§ SET PROBLEM
List every line below that contains the word "coordinates".

______________________________

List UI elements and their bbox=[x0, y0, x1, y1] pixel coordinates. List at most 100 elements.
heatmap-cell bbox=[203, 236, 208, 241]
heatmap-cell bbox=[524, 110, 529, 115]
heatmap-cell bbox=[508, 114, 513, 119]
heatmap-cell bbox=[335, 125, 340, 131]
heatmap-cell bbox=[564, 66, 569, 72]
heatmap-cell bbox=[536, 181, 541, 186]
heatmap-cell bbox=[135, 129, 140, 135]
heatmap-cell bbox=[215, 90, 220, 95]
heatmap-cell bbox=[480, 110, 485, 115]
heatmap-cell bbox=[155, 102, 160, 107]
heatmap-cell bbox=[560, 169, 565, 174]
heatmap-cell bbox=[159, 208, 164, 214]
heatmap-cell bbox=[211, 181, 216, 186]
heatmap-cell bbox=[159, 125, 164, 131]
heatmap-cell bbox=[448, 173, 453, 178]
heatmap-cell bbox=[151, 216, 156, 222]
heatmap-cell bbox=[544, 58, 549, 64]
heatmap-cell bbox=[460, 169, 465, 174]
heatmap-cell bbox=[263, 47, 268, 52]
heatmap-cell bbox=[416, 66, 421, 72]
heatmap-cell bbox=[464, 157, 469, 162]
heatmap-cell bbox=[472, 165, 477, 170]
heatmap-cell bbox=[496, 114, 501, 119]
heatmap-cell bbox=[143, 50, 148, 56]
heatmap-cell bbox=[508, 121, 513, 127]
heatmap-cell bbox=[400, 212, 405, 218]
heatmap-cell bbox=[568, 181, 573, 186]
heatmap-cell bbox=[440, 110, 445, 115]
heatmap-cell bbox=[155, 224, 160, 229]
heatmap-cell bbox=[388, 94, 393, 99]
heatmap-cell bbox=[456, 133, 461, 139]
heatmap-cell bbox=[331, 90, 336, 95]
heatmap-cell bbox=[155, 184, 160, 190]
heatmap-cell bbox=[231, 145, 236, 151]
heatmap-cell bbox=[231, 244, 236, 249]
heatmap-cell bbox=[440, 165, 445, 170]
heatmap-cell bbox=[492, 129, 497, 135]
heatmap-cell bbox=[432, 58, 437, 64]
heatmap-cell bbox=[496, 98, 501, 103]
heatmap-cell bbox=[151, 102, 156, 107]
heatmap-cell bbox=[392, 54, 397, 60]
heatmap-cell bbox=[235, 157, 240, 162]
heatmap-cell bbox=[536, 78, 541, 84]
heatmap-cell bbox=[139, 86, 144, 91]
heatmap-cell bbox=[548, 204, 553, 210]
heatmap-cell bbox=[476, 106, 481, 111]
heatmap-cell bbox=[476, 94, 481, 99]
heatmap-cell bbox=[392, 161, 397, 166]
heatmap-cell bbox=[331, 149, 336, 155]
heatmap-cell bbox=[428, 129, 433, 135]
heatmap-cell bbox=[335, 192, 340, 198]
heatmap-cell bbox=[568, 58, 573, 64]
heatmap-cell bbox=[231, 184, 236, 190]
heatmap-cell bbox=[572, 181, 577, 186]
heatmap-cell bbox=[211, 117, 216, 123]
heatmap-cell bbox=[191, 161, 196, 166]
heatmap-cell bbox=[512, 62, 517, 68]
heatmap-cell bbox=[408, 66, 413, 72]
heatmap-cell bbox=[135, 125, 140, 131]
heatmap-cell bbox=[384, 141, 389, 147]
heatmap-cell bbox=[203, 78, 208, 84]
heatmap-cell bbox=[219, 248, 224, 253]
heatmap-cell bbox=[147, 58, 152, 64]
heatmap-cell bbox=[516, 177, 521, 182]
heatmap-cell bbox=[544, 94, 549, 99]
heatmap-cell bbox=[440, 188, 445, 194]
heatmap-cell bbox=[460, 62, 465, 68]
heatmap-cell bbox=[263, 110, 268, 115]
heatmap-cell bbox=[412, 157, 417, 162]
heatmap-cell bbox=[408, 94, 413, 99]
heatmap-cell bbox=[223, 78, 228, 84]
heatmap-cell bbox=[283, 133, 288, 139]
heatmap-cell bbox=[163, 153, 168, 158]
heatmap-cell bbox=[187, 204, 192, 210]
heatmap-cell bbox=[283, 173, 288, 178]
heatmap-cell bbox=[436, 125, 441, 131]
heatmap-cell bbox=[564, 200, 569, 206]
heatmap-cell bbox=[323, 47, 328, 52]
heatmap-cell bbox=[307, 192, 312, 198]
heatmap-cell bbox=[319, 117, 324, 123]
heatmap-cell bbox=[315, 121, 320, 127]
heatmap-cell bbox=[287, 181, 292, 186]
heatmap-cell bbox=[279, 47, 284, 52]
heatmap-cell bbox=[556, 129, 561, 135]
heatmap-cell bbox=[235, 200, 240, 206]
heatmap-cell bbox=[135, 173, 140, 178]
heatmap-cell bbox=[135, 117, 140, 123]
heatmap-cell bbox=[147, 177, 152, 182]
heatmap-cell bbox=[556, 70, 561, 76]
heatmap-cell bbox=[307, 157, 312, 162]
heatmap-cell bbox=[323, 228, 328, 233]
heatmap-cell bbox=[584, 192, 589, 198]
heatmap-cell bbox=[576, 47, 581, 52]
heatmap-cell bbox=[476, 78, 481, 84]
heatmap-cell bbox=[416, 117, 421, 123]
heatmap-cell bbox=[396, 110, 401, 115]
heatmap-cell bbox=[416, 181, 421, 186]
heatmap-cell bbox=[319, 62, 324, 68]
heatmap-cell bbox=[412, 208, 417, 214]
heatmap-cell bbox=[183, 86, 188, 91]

______________________________

§ WRITTEN ANSWER
List UI elements and their bbox=[x0, y0, x1, y1] pixel coordinates. List at most 100 elements.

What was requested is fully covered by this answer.